[PROVIDED RECORDS]

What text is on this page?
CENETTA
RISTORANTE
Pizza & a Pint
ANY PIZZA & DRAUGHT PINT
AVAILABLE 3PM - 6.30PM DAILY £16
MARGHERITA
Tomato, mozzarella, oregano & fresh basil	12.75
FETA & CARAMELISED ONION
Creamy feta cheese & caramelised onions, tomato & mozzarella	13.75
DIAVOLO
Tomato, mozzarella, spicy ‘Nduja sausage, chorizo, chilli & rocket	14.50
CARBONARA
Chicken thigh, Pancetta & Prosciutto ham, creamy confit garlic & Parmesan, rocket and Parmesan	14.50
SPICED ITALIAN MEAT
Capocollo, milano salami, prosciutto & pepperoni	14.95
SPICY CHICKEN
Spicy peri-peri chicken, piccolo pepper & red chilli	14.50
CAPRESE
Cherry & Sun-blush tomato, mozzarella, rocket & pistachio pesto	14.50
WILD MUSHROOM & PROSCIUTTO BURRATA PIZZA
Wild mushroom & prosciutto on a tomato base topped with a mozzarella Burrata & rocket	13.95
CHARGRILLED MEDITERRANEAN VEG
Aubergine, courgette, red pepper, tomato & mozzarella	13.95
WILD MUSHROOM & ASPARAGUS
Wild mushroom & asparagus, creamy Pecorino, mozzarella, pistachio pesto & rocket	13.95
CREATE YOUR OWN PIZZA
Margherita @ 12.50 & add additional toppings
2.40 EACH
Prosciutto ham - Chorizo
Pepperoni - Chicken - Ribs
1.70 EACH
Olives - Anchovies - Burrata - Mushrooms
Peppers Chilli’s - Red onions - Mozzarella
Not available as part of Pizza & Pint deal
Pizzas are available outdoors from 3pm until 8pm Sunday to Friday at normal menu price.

[EXERCISE OBJECTIVE] Retype the material above, line by line, exactly.

[RESPONSE]
What text is on this page?
CENETTA
RISTORANTE
Pizza & a Pint
ANY PIZZA & DRAUGHT PINT
AVAILABLE 3PM - 6.30PM DAILY £16
MARGHERITA
Tomato, mozzarella, oregano & fresh basil	12.75
FETA & CARAMELISED ONION
Creamy feta cheese & caramelised onions, tomato & mozzarella	13.75
DIAVOLO
Tomato, mozzarella, spicy ‘Nduja sausage, chorizo, chilli & rocket	14.50
CARBONARA
Chicken thigh, Pancetta & Prosciutto ham, creamy confit garlic & Parmesan, rocket and Parmesan	14.50
SPICED ITALIAN MEAT
Capocollo, milano salami, prosciutto & pepperoni	14.95
SPICY CHICKEN
Spicy peri-peri chicken, piccolo pepper & red chilli	14.50
CAPRESE
Cherry & Sun-blush tomato, mozzarella, rocket & pistachio pesto	14.50
WILD MUSHROOM & PROSCIUTTO BURRATA PIZZA
Wild mushroom & prosciutto on a tomato base topped with a mozzarella Burrata & rocket	13.95
CHARGRILLED MEDITERRANEAN VEG
Aubergine, courgette, red pepper, tomato & mozzarella	13.95
WILD MUSHROOM & ASPARAGUS
Wild mushroom & asparagus, creamy Pecorino, mozzarella, pistachio pesto & rocket	13.95
CREATE YOUR OWN PIZZA
Margherita @ 12.50 & add additional toppings
2.40 EACH
Prosciutto ham - Chorizo
Pepperoni - Chicken - Ribs
1.70 EACH
Olives - Anchovies - Burrata - Mushrooms
Peppers Chilli’s - Red onions - Mozzarella
Not available as part of Pizza & Pint deal
Pizzas are available outdoors from 3pm until 8pm Sunday to Friday at normal menu price.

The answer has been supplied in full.